Start Supplied entries
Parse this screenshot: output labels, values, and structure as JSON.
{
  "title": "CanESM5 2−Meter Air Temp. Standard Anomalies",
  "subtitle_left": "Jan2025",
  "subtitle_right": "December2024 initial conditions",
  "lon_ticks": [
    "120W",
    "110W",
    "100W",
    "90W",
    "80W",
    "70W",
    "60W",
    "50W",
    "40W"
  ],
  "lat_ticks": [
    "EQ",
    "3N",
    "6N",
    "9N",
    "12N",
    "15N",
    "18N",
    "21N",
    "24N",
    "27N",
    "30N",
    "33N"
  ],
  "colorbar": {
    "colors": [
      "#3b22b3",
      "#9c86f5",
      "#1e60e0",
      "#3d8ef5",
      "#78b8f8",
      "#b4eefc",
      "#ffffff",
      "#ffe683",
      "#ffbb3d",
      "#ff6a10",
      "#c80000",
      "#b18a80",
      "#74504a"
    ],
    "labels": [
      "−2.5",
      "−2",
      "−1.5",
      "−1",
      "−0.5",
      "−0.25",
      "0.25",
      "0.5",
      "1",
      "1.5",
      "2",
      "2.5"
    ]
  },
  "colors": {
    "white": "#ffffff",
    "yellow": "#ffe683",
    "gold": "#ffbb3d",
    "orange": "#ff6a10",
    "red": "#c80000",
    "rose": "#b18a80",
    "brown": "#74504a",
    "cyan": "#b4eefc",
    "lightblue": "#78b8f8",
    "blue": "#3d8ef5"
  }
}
End Supplied entries
#### [What is expected]
Using the entries above, please restate each one word for word.

#### [Answer below]
Parse this screenshot: output labels, values, and structure as JSON.
{
  "title": "CanESM5 2−Meter Air Temp. Standard Anomalies",
  "subtitle_left": "Jan2025",
  "subtitle_right": "December2024 initial conditions",
  "lon_ticks": [
    "120W",
    "110W",
    "100W",
    "90W",
    "80W",
    "70W",
    "60W",
    "50W",
    "40W"
  ],
  "lat_ticks": [
    "EQ",
    "3N",
    "6N",
    "9N",
    "12N",
    "15N",
    "18N",
    "21N",
    "24N",
    "27N",
    "30N",
    "33N"
  ],
  "colorbar": {
    "colors": [
      "#3b22b3",
      "#9c86f5",
      "#1e60e0",
      "#3d8ef5",
      "#78b8f8",
      "#b4eefc",
      "#ffffff",
      "#ffe683",
      "#ffbb3d",
      "#ff6a10",
      "#c80000",
      "#b18a80",
      "#74504a"
    ],
    "labels": [
      "−2.5",
      "−2",
      "−1.5",
      "−1",
      "−0.5",
      "−0.25",
      "0.25",
      "0.5",
      "1",
      "1.5",
      "2",
      "2.5"
    ]
  },
  "colors": {
    "white": "#ffffff",
    "yellow": "#ffe683",
    "gold": "#ffbb3d",
    "orange": "#ff6a10",
    "red": "#c80000",
    "rose": "#b18a80",
    "brown": "#74504a",
    "cyan": "#b4eefc",
    "lightblue": "#78b8f8",
    "blue": "#3d8ef5"
  }
}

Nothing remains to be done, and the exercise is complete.